Copy all lines of the listing that include the string "aplicaciones".
○ ○ ○ ○ ○
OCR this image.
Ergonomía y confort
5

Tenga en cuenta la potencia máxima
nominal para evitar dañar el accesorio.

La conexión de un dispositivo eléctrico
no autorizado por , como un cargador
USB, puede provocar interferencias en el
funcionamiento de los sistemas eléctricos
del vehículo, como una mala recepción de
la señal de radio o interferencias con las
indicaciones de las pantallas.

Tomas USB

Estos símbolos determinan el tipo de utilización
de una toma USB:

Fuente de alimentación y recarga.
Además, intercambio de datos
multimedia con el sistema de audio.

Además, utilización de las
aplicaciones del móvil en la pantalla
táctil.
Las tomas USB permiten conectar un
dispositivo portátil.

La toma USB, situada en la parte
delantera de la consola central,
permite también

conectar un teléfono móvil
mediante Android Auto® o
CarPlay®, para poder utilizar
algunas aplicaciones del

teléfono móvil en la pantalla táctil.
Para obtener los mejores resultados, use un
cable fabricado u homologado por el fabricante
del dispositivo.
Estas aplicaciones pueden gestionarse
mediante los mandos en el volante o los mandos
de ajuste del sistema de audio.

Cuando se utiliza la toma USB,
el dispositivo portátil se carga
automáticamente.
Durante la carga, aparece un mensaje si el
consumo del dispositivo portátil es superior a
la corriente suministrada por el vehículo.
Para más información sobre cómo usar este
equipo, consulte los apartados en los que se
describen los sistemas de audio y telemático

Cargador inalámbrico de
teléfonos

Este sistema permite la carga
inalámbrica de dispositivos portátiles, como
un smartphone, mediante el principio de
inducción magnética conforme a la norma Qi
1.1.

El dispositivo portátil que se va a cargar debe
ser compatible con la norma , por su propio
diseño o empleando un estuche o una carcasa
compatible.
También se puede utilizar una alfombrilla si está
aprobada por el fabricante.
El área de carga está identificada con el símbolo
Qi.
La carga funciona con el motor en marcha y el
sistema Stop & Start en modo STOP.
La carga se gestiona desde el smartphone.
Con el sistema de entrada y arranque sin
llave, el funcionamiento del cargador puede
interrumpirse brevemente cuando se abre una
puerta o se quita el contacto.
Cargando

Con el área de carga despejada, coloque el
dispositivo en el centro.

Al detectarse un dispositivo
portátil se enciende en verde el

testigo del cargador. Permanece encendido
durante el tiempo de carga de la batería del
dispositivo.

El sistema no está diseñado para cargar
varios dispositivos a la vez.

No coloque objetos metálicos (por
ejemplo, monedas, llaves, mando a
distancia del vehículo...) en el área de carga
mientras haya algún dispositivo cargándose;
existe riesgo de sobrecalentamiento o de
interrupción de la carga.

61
○ ○ ○ ○ ○
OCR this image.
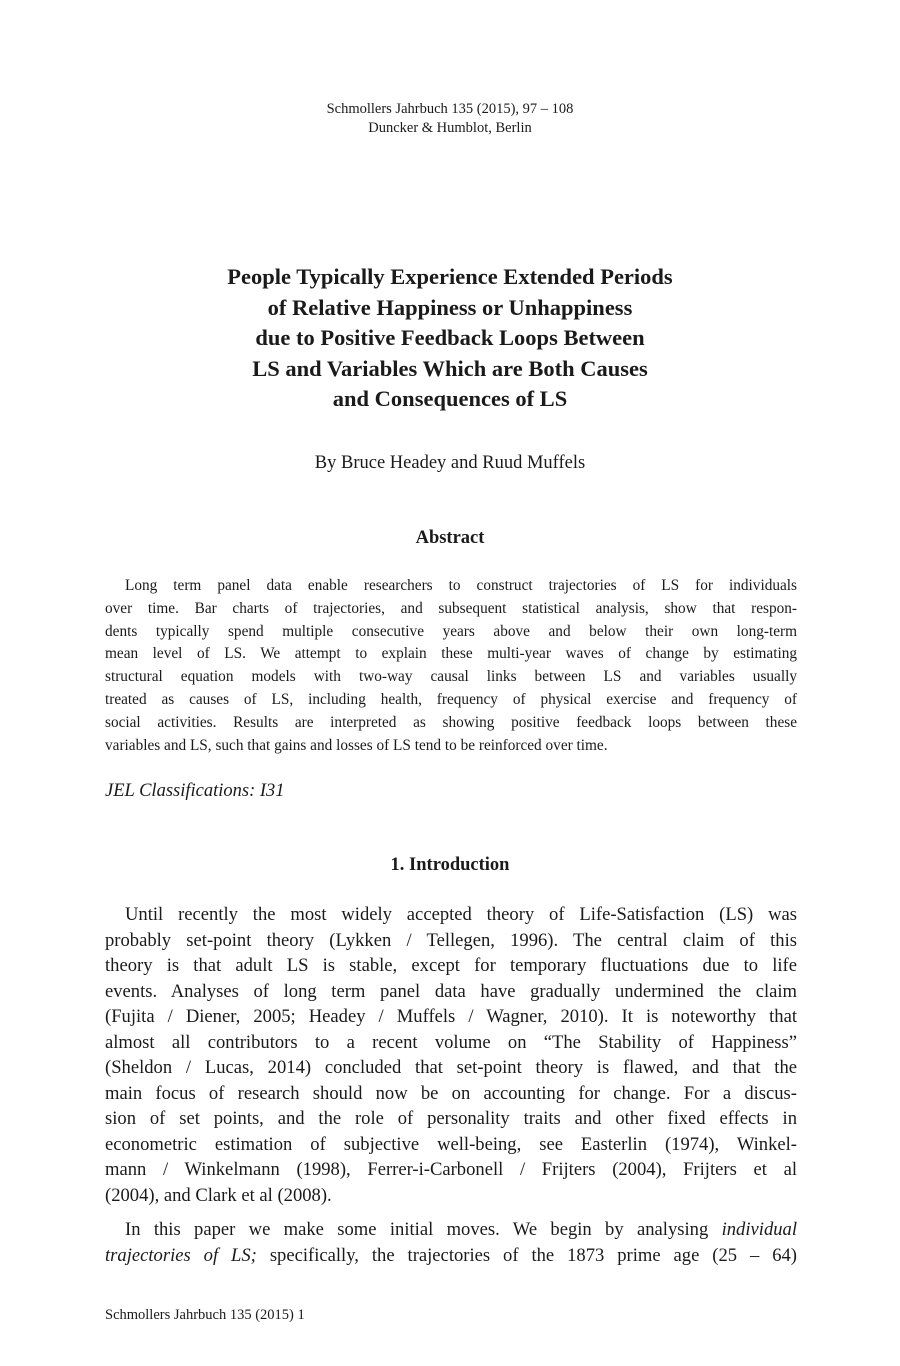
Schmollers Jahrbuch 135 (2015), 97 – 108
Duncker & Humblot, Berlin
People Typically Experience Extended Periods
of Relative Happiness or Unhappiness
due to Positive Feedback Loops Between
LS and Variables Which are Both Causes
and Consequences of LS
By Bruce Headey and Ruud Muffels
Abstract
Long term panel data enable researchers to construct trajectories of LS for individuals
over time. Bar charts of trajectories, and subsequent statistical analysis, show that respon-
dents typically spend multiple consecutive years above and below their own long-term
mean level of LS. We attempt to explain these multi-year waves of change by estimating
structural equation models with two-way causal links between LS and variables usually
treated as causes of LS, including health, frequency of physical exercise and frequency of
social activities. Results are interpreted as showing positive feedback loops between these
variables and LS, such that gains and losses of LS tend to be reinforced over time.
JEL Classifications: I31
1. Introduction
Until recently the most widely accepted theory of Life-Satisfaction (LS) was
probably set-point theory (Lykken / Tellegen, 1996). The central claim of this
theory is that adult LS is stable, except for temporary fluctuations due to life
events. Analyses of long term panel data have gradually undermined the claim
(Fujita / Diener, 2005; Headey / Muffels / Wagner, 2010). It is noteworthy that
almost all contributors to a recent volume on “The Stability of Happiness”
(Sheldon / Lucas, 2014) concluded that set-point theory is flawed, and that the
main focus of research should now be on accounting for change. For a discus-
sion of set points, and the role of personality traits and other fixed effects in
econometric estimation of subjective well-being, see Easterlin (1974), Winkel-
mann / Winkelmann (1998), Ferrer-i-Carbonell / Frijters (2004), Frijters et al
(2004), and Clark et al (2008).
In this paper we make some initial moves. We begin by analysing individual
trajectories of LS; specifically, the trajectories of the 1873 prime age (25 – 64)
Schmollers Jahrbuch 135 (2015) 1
○ ○ ○ ○ ○
- [Reply to the task]
aplicaciones del móvil en la pantalla
algunas aplicaciones del
Estas aplicaciones pueden gestionarse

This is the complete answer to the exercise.